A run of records

>>>

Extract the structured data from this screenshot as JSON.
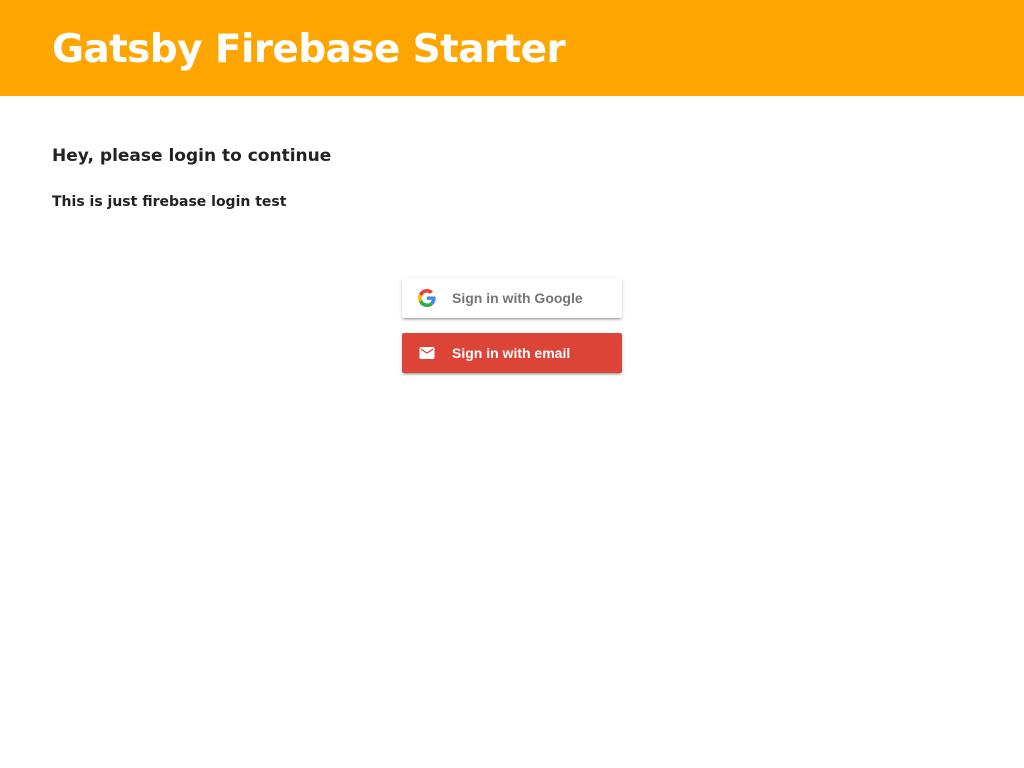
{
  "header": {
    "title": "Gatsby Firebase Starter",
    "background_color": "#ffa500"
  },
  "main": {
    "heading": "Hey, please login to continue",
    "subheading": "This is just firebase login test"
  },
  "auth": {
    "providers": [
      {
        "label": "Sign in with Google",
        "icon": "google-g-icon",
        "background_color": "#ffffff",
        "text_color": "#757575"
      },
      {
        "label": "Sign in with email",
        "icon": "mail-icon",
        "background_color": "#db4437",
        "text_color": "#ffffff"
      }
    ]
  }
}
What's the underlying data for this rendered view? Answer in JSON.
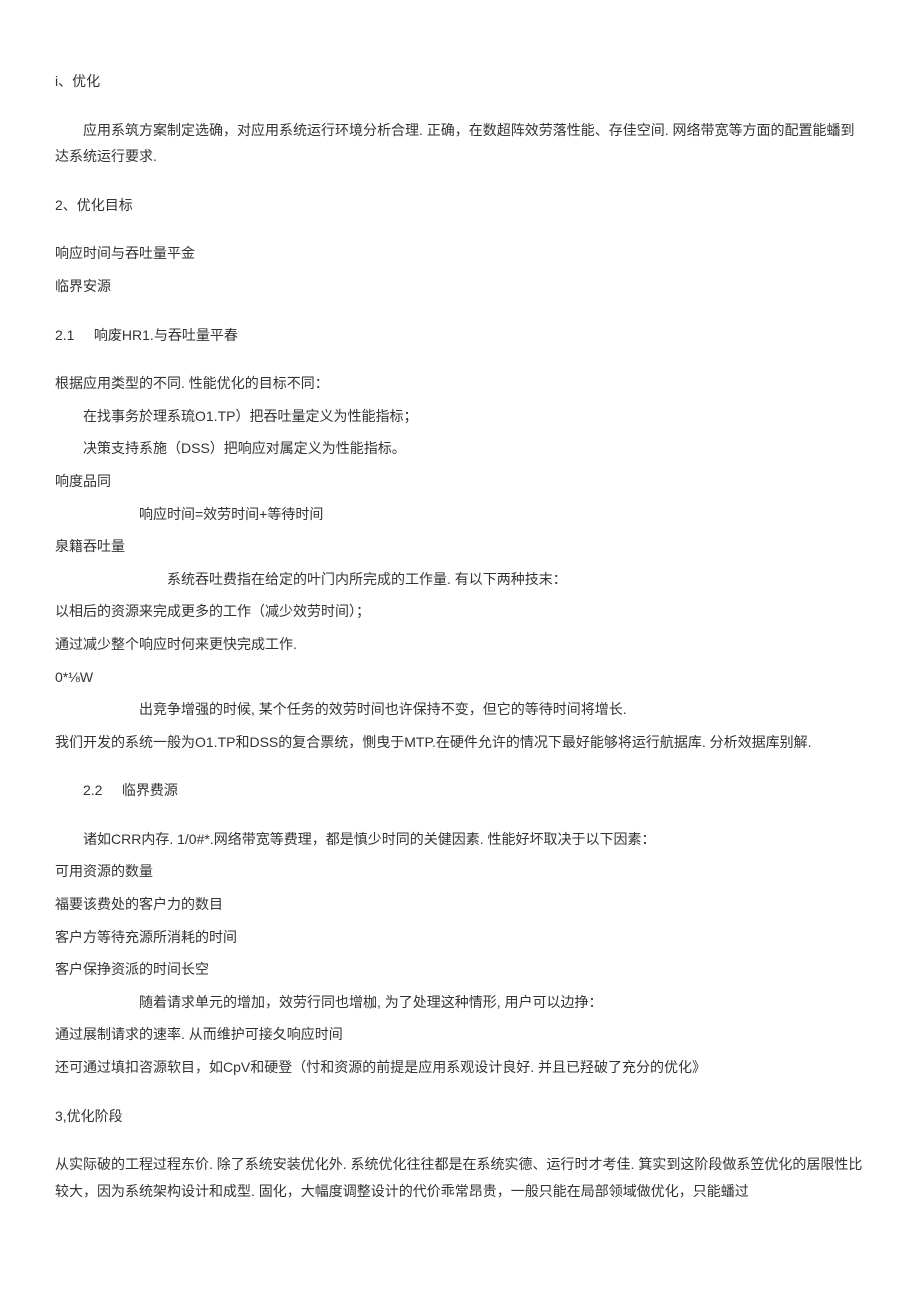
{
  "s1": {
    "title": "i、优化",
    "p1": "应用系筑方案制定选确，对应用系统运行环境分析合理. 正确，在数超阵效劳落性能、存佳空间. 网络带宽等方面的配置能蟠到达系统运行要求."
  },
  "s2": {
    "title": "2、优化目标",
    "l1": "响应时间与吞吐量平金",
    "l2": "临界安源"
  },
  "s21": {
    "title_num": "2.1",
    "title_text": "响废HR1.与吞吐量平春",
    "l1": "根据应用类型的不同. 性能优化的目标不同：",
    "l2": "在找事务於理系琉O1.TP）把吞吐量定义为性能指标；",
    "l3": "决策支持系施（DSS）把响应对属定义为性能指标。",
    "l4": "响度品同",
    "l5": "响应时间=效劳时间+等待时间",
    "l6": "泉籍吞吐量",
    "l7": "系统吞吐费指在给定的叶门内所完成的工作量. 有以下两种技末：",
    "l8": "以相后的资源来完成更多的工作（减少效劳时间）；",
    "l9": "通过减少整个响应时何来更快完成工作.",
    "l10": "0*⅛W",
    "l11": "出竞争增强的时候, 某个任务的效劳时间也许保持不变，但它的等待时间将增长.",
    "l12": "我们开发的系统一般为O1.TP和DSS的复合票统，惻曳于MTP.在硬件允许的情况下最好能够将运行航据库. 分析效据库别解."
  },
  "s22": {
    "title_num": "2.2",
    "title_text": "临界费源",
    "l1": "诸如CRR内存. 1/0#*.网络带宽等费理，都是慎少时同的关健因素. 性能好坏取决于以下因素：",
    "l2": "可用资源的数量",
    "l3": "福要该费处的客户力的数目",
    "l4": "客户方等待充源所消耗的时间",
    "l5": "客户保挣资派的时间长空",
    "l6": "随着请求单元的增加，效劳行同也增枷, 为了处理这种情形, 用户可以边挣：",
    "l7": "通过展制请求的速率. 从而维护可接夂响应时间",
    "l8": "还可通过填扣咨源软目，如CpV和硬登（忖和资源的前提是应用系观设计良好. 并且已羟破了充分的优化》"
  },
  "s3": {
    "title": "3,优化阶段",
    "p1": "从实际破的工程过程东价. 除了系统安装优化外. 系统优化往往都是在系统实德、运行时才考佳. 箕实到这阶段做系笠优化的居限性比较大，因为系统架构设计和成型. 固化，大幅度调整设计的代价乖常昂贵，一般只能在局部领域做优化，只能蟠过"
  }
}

<<<

Omit every picture while copying the listing above exactly.

OUTPUT:
Extract the structured data from this screenshot as JSON.
{
  "header": {
    "title": "Gatsby Firebase Starter",
    "background_color": "#ffa500"
  },
  "main": {
    "heading": "Hey, please login to continue",
    "subheading": "This is just firebase login test"
  },
  "auth": {
    "providers": [
      {
        "label": "Sign in with Google",
        "icon": "google-g-icon",
        "background_color": "#ffffff",
        "text_color": "#757575"
      },
      {
        "label": "Sign in with email",
        "icon": "mail-icon",
        "background_color": "#db4437",
        "text_color": "#ffffff"
      }
    ]
  }
}
What's the underlying data for this rendered view? Answer in JSON.
{
  "s1": {
    "title": "i、优化",
    "p1": "应用系筑方案制定选确，对应用系统运行环境分析合理. 正确，在数超阵效劳落性能、存佳空间. 网络带宽等方面的配置能蟠到达系统运行要求."
  },
  "s2": {
    "title": "2、优化目标",
    "l1": "响应时间与吞吐量平金",
    "l2": "临界安源"
  },
  "s21": {
    "title_num": "2.1",
    "title_text": "响废HR1.与吞吐量平春",
    "l1": "根据应用类型的不同. 性能优化的目标不同：",
    "l2": "在找事务於理系琉O1.TP）把吞吐量定义为性能指标；",
    "l3": "决策支持系施（DSS）把响应对属定义为性能指标。",
    "l4": "响度品同",
    "l5": "响应时间=效劳时间+等待时间",
    "l6": "泉籍吞吐量",
    "l7": "系统吞吐费指在给定的叶门内所完成的工作量. 有以下两种技末：",
    "l8": "以相后的资源来完成更多的工作（减少效劳时间）；",
    "l9": "通过减少整个响应时何来更快完成工作.",
    "l10": "0*⅛W",
    "l11": "出竞争增强的时候, 某个任务的效劳时间也许保持不变，但它的等待时间将增长.",
    "l12": "我们开发的系统一般为O1.TP和DSS的复合票统，惻曳于MTP.在硬件允许的情况下最好能够将运行航据库. 分析效据库别解."
  },
  "s22": {
    "title_num": "2.2",
    "title_text": "临界费源",
    "l1": "诸如CRR内存. 1/0#*.网络带宽等费理，都是慎少时同的关健因素. 性能好坏取决于以下因素：",
    "l2": "可用资源的数量",
    "l3": "福要该费处的客户力的数目",
    "l4": "客户方等待充源所消耗的时间",
    "l5": "客户保挣资派的时间长空",
    "l6": "随着请求单元的增加，效劳行同也增枷, 为了处理这种情形, 用户可以边挣：",
    "l7": "通过展制请求的速率. 从而维护可接夂响应时间",
    "l8": "还可通过填扣咨源软目，如CpV和硬登（忖和资源的前提是应用系观设计良好. 并且已羟破了充分的优化》"
  },
  "s3": {
    "title": "3,优化阶段",
    "p1": "从实际破的工程过程东价. 除了系统安装优化外. 系统优化往往都是在系统实德、运行时才考佳. 箕实到这阶段做系笠优化的居限性比较大，因为系统架构设计和成型. 固化，大幅度调整设计的代价乖常昂贵，一般只能在局部领域做优化，只能蟠过"
  }
}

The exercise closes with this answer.